▶ **Brief**
Exact reproduction is required for all entries.

▶ **Excerpted data**
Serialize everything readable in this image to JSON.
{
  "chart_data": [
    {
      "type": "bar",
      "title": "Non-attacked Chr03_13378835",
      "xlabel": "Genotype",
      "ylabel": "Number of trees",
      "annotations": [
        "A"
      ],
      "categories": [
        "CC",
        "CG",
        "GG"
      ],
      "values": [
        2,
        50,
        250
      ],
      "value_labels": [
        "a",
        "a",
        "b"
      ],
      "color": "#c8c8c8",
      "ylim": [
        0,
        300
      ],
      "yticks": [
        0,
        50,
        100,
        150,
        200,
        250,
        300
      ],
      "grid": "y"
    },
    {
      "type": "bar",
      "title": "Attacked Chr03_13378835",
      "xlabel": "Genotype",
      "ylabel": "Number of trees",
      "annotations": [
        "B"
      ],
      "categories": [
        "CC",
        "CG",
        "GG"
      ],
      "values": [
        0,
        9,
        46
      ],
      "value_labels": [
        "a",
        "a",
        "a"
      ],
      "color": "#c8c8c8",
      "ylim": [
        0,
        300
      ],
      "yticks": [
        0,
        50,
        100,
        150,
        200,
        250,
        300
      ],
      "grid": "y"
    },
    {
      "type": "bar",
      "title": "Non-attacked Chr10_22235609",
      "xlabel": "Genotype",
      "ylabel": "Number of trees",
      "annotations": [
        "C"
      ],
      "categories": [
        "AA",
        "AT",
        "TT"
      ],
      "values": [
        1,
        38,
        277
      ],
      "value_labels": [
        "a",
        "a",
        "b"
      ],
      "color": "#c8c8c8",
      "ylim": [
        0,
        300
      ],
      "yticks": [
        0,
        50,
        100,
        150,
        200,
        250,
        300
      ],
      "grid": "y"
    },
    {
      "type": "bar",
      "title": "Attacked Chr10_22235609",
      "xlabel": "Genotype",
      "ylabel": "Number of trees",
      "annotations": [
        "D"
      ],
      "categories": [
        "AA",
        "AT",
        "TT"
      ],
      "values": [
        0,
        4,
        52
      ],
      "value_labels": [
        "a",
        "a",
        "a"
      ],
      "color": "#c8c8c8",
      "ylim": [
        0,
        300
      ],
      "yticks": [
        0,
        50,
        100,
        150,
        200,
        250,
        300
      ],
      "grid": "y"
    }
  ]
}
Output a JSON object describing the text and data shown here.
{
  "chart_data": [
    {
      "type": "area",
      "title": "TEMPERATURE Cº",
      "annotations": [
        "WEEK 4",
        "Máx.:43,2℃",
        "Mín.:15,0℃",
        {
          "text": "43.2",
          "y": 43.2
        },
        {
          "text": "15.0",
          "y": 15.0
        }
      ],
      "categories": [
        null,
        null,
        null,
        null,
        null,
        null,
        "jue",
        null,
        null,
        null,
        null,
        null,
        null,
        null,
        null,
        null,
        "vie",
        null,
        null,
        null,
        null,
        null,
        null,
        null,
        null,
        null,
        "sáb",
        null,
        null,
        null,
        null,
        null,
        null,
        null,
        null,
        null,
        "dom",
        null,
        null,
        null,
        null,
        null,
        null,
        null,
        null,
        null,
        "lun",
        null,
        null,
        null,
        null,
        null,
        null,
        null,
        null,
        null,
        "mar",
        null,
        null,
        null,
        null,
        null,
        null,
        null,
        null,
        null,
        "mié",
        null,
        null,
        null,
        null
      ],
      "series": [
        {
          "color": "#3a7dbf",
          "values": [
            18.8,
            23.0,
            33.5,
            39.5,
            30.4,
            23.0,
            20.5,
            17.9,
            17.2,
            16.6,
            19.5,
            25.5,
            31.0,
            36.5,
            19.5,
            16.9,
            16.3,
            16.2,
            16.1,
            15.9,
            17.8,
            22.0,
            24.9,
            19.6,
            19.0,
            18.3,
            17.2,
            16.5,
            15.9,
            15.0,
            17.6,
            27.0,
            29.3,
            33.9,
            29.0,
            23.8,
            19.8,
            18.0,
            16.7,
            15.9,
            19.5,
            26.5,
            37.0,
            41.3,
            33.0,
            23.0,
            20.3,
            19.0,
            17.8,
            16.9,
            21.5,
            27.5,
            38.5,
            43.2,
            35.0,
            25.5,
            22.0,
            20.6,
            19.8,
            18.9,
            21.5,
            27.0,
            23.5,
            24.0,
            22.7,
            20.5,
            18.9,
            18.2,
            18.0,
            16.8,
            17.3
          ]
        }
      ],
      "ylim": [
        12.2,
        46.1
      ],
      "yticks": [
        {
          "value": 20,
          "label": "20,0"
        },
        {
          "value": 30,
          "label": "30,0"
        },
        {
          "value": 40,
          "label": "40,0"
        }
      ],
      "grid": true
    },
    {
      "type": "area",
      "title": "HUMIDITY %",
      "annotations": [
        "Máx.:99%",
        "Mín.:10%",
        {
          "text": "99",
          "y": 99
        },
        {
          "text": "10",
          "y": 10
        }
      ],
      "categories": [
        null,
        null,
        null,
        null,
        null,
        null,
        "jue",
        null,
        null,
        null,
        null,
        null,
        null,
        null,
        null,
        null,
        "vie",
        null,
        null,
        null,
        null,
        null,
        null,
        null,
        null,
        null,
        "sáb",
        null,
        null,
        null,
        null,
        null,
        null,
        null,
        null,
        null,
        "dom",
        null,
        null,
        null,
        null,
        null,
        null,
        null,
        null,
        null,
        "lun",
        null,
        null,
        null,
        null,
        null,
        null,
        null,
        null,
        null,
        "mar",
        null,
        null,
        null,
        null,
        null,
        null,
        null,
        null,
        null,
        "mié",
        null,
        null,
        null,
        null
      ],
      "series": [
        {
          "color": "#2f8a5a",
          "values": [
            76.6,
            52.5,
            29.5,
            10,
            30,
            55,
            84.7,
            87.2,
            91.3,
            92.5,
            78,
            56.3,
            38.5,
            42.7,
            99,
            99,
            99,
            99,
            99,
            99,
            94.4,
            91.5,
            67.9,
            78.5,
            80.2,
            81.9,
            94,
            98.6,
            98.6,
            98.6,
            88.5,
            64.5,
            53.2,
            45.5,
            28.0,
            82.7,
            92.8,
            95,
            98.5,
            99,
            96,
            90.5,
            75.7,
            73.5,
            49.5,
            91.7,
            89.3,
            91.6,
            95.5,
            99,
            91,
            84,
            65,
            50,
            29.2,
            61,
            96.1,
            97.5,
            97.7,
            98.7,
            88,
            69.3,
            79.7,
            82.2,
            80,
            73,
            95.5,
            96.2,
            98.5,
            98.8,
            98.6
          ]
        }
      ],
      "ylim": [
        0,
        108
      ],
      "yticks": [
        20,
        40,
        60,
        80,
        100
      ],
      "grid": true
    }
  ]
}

▶ **Output for this task**
Serialize everything readable in this image to JSON.
{
  "chart_data": [
    {
      "type": "bar",
      "title": "Non-attacked Chr03_13378835",
      "xlabel": "Genotype",
      "ylabel": "Number of trees",
      "annotations": [
        "A"
      ],
      "categories": [
        "CC",
        "CG",
        "GG"
      ],
      "values": [
        2,
        50,
        250
      ],
      "value_labels": [
        "a",
        "a",
        "b"
      ],
      "color": "#c8c8c8",
      "ylim": [
        0,
        300
      ],
      "yticks": [
        0,
        50,
        100,
        150,
        200,
        250,
        300
      ],
      "grid": "y"
    },
    {
      "type": "bar",
      "title": "Attacked Chr03_13378835",
      "xlabel": "Genotype",
      "ylabel": "Number of trees",
      "annotations": [
        "B"
      ],
      "categories": [
        "CC",
        "CG",
        "GG"
      ],
      "values": [
        0,
        9,
        46
      ],
      "value_labels": [
        "a",
        "a",
        "a"
      ],
      "color": "#c8c8c8",
      "ylim": [
        0,
        300
      ],
      "yticks": [
        0,
        50,
        100,
        150,
        200,
        250,
        300
      ],
      "grid": "y"
    },
    {
      "type": "bar",
      "title": "Non-attacked Chr10_22235609",
      "xlabel": "Genotype",
      "ylabel": "Number of trees",
      "annotations": [
        "C"
      ],
      "categories": [
        "AA",
        "AT",
        "TT"
      ],
      "values": [
        1,
        38,
        277
      ],
      "value_labels": [
        "a",
        "a",
        "b"
      ],
      "color": "#c8c8c8",
      "ylim": [
        0,
        300
      ],
      "yticks": [
        0,
        50,
        100,
        150,
        200,
        250,
        300
      ],
      "grid": "y"
    },
    {
      "type": "bar",
      "title": "Attacked Chr10_22235609",
      "xlabel": "Genotype",
      "ylabel": "Number of trees",
      "annotations": [
        "D"
      ],
      "categories": [
        "AA",
        "AT",
        "TT"
      ],
      "values": [
        0,
        4,
        52
      ],
      "value_labels": [
        "a",
        "a",
        "a"
      ],
      "color": "#c8c8c8",
      "ylim": [
        0,
        300
      ],
      "yticks": [
        0,
        50,
        100,
        150,
        200,
        250,
        300
      ],
      "grid": "y"
    }
  ]
}
Output a JSON object describing the text and data shown here.
{
  "chart_data": [
    {
      "type": "area",
      "title": "TEMPERATURE Cº",
      "annotations": [
        "WEEK 4",
        "Máx.:43,2℃",
        "Mín.:15,0℃",
        {
          "text": "43.2",
          "y": 43.2
        },
        {
          "text": "15.0",
          "y": 15.0
        }
      ],
      "categories": [
        null,
        null,
        null,
        null,
        null,
        null,
        "jue",
        null,
        null,
        null,
        null,
        null,
        null,
        null,
        null,
        null,
        "vie",
        null,
        null,
        null,
        null,
        null,
        null,
        null,
        null,
        null,
        "sáb",
        null,
        null,
        null,
        null,
        null,
        null,
        null,
        null,
        null,
        "dom",
        null,
        null,
        null,
        null,
        null,
        null,
        null,
        null,
        null,
        "lun",
        null,
        null,
        null,
        null,
        null,
        null,
        null,
        null,
        null,
        "mar",
        null,
        null,
        null,
        null,
        null,
        null,
        null,
        null,
        null,
        "mié",
        null,
        null,
        null,
        null
      ],
      "series": [
        {
          "color": "#3a7dbf",
          "values": [
            18.8,
            23.0,
            33.5,
            39.5,
            30.4,
            23.0,
            20.5,
            17.9,
            17.2,
            16.6,
            19.5,
            25.5,
            31.0,
            36.5,
            19.5,
            16.9,
            16.3,
            16.2,
            16.1,
            15.9,
            17.8,
            22.0,
            24.9,
            19.6,
            19.0,
            18.3,
            17.2,
            16.5,
            15.9,
            15.0,
            17.6,
            27.0,
            29.3,
            33.9,
            29.0,
            23.8,
            19.8,
            18.0,
            16.7,
            15.9,
            19.5,
            26.5,
            37.0,
            41.3,
            33.0,
            23.0,
            20.3,
            19.0,
            17.8,
            16.9,
            21.5,
            27.5,
            38.5,
            43.2,
            35.0,
            25.5,
            22.0,
            20.6,
            19.8,
            18.9,
            21.5,
            27.0,
            23.5,
            24.0,
            22.7,
            20.5,
            18.9,
            18.2,
            18.0,
            16.8,
            17.3
          ]
        }
      ],
      "ylim": [
        12.2,
        46.1
      ],
      "yticks": [
        {
          "value": 20,
          "label": "20,0"
        },
        {
          "value": 30,
          "label": "30,0"
        },
        {
          "value": 40,
          "label": "40,0"
        }
      ],
      "grid": true
    },
    {
      "type": "area",
      "title": "HUMIDITY %",
      "annotations": [
        "Máx.:99%",
        "Mín.:10%",
        {
          "text": "99",
          "y": 99
        },
        {
          "text": "10",
          "y": 10
        }
      ],
      "categories": [
        null,
        null,
        null,
        null,
        null,
        null,
        "jue",
        null,
        null,
        null,
        null,
        null,
        null,
        null,
        null,
        null,
        "vie",
        null,
        null,
        null,
        null,
        null,
        null,
        null,
        null,
        null,
        "sáb",
        null,
        null,
        null,
        null,
        null,
        null,
        null,
        null,
        null,
        "dom",
        null,
        null,
        null,
        null,
        null,
        null,
        null,
        null,
        null,
        "lun",
        null,
        null,
        null,
        null,
        null,
        null,
        null,
        null,
        null,
        "mar",
        null,
        null,
        null,
        null,
        null,
        null,
        null,
        null,
        null,
        "mié",
        null,
        null,
        null,
        null
      ],
      "series": [
        {
          "color": "#2f8a5a",
          "values": [
            76.6,
            52.5,
            29.5,
            10,
            30,
            55,
            84.7,
            87.2,
            91.3,
            92.5,
            78,
            56.3,
            38.5,
            42.7,
            99,
            99,
            99,
            99,
            99,
            99,
            94.4,
            91.5,
            67.9,
            78.5,
            80.2,
            81.9,
            94,
            98.6,
            98.6,
            98.6,
            88.5,
            64.5,
            53.2,
            45.5,
            28.0,
            82.7,
            92.8,
            95,
            98.5,
            99,
            96,
            90.5,
            75.7,
            73.5,
            49.5,
            91.7,
            89.3,
            91.6,
            95.5,
            99,
            91,
            84,
            65,
            50,
            29.2,
            61,
            96.1,
            97.5,
            97.7,
            98.7,
            88,
            69.3,
            79.7,
            82.2,
            80,
            73,
            95.5,
            96.2,
            98.5,
            98.8,
            98.6
          ]
        }
      ],
      "ylim": [
        0,
        108
      ],
      "yticks": [
        20,
        40,
        60,
        80,
        100
      ],
      "grid": true
    }
  ]
}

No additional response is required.